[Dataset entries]
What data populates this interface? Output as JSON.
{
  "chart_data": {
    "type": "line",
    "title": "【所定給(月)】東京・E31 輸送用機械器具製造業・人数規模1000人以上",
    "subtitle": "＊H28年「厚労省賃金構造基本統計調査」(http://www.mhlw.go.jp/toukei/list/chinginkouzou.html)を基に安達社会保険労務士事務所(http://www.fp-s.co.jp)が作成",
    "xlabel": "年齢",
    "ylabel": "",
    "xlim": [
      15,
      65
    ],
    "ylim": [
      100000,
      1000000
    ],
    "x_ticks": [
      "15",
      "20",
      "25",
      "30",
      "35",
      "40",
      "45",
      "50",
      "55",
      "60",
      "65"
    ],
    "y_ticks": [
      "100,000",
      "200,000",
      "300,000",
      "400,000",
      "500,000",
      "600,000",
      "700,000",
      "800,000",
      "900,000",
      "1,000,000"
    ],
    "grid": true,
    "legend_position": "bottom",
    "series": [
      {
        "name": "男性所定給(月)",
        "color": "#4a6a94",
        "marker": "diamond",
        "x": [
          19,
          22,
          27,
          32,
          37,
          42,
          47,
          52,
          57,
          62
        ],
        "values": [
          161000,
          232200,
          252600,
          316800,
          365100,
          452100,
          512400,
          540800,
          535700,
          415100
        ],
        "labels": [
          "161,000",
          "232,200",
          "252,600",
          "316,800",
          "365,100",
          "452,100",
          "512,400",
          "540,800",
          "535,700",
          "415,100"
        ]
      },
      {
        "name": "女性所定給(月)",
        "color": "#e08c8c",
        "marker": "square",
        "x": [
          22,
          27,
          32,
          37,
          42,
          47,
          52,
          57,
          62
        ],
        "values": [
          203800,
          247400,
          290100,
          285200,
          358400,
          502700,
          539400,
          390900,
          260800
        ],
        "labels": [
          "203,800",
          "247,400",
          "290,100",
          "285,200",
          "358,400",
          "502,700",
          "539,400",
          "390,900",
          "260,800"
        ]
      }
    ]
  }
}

Stated exercise | Output the entries verbatim.

Reply |
What data populates this interface? Output as JSON.
{
  "chart_data": {
    "type": "line",
    "title": "【所定給(月)】東京・E31 輸送用機械器具製造業・人数規模1000人以上",
    "subtitle": "＊H28年「厚労省賃金構造基本統計調査」(http://www.mhlw.go.jp/toukei/list/chinginkouzou.html)を基に安達社会保険労務士事務所(http://www.fp-s.co.jp)が作成",
    "xlabel": "年齢",
    "ylabel": "",
    "xlim": [
      15,
      65
    ],
    "ylim": [
      100000,
      1000000
    ],
    "x_ticks": [
      "15",
      "20",
      "25",
      "30",
      "35",
      "40",
      "45",
      "50",
      "55",
      "60",
      "65"
    ],
    "y_ticks": [
      "100,000",
      "200,000",
      "300,000",
      "400,000",
      "500,000",
      "600,000",
      "700,000",
      "800,000",
      "900,000",
      "1,000,000"
    ],
    "grid": true,
    "legend_position": "bottom",
    "series": [
      {
        "name": "男性所定給(月)",
        "color": "#4a6a94",
        "marker": "diamond",
        "x": [
          19,
          22,
          27,
          32,
          37,
          42,
          47,
          52,
          57,
          62
        ],
        "values": [
          161000,
          232200,
          252600,
          316800,
          365100,
          452100,
          512400,
          540800,
          535700,
          415100
        ],
        "labels": [
          "161,000",
          "232,200",
          "252,600",
          "316,800",
          "365,100",
          "452,100",
          "512,400",
          "540,800",
          "535,700",
          "415,100"
        ]
      },
      {
        "name": "女性所定給(月)",
        "color": "#e08c8c",
        "marker": "square",
        "x": [
          22,
          27,
          32,
          37,
          42,
          47,
          52,
          57,
          62
        ],
        "values": [
          203800,
          247400,
          290100,
          285200,
          358400,
          502700,
          539400,
          390900,
          260800
        ],
        "labels": [
          "203,800",
          "247,400",
          "290,100",
          "285,200",
          "358,400",
          "502,700",
          "539,400",
          "390,900",
          "260,800"
        ]
      }
    ]
  }
}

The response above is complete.